• _Given task_:
Copy all lines below containing "použijte".

• _Rows_:
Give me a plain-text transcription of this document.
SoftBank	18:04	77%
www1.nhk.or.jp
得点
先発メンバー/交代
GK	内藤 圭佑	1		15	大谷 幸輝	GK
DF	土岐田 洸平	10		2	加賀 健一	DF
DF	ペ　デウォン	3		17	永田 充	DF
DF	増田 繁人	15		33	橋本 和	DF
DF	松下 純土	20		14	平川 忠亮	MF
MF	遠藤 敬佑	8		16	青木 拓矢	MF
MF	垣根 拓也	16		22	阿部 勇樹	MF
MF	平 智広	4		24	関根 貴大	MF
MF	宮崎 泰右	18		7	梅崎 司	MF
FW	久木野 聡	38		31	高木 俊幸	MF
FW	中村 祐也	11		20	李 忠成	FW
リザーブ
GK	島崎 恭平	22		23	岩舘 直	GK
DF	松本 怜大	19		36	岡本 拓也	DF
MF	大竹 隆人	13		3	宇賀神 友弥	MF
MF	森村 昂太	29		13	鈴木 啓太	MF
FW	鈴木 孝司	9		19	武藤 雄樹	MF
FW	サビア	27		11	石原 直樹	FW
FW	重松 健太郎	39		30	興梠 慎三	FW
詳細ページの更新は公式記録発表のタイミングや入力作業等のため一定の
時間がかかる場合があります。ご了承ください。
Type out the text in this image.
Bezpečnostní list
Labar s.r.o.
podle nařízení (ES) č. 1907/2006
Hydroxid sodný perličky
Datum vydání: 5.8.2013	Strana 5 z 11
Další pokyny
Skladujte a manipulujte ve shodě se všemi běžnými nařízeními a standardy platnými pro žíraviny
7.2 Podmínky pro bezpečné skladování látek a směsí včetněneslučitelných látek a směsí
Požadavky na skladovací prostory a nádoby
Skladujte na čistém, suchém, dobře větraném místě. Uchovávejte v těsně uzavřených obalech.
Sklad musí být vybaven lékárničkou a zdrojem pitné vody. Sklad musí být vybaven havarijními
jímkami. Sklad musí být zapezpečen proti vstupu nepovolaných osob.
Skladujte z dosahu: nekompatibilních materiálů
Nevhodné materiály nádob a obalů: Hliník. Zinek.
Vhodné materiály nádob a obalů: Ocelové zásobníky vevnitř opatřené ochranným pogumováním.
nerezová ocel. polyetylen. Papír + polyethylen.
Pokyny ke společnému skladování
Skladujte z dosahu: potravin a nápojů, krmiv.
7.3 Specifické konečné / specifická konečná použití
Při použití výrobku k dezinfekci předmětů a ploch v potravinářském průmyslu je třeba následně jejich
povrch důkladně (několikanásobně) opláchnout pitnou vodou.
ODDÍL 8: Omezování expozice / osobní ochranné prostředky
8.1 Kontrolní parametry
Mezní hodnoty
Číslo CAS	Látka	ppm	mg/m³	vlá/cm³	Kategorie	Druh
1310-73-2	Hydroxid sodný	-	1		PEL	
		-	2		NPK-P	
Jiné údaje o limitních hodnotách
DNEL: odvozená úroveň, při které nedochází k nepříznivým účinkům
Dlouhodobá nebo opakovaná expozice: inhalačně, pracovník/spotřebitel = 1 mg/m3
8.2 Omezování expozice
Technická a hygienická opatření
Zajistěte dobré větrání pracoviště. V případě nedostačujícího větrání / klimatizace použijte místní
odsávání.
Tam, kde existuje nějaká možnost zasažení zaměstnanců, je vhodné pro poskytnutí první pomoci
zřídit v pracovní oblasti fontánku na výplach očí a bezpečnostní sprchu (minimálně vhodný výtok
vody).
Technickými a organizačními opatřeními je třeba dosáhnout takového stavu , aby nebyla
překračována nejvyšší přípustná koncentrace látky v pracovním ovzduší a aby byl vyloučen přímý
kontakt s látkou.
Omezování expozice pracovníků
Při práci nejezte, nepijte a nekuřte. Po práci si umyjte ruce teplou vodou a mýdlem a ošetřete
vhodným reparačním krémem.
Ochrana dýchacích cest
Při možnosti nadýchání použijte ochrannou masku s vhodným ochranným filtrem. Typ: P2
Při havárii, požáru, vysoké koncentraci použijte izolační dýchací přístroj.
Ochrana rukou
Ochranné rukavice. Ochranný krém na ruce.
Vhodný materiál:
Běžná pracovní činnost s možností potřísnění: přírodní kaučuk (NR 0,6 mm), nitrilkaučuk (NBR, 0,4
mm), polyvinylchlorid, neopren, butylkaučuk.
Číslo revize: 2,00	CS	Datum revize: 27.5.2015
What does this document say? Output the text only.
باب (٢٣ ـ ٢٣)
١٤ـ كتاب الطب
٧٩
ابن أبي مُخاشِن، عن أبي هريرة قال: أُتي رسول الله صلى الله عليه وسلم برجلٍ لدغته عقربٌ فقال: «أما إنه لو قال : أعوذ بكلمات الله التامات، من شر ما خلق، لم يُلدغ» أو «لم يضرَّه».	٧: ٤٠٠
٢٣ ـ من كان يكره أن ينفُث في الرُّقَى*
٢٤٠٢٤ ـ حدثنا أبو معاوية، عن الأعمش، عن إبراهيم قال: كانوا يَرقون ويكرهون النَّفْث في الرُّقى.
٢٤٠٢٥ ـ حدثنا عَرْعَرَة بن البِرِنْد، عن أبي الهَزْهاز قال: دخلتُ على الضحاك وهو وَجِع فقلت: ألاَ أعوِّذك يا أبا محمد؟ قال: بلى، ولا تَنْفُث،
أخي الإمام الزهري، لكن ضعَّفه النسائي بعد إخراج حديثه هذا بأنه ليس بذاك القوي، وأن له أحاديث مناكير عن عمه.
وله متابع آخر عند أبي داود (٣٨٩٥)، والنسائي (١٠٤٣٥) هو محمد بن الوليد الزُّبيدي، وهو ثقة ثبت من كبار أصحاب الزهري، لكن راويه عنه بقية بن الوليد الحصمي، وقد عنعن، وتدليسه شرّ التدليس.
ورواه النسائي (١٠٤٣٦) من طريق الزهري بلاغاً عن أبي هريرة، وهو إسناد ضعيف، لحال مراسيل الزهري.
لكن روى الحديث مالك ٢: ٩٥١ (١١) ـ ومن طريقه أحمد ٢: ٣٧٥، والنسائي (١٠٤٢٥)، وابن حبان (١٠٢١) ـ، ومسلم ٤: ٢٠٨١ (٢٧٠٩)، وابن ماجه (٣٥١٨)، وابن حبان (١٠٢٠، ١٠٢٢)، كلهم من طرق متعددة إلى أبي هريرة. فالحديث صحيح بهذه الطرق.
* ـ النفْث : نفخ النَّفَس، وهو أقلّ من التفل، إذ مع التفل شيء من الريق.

• _Written response_:
Zajistěte dobré větrání pracoviště. V případě nedostačujícího větrání / klimatizace použijte místní
Při možnosti nadýchání použijte ochrannou masku s vhodným ochranným filtrem. Typ: P2
Při havárii, požáru, vysoké koncentraci použijte izolační dýchací přístroj.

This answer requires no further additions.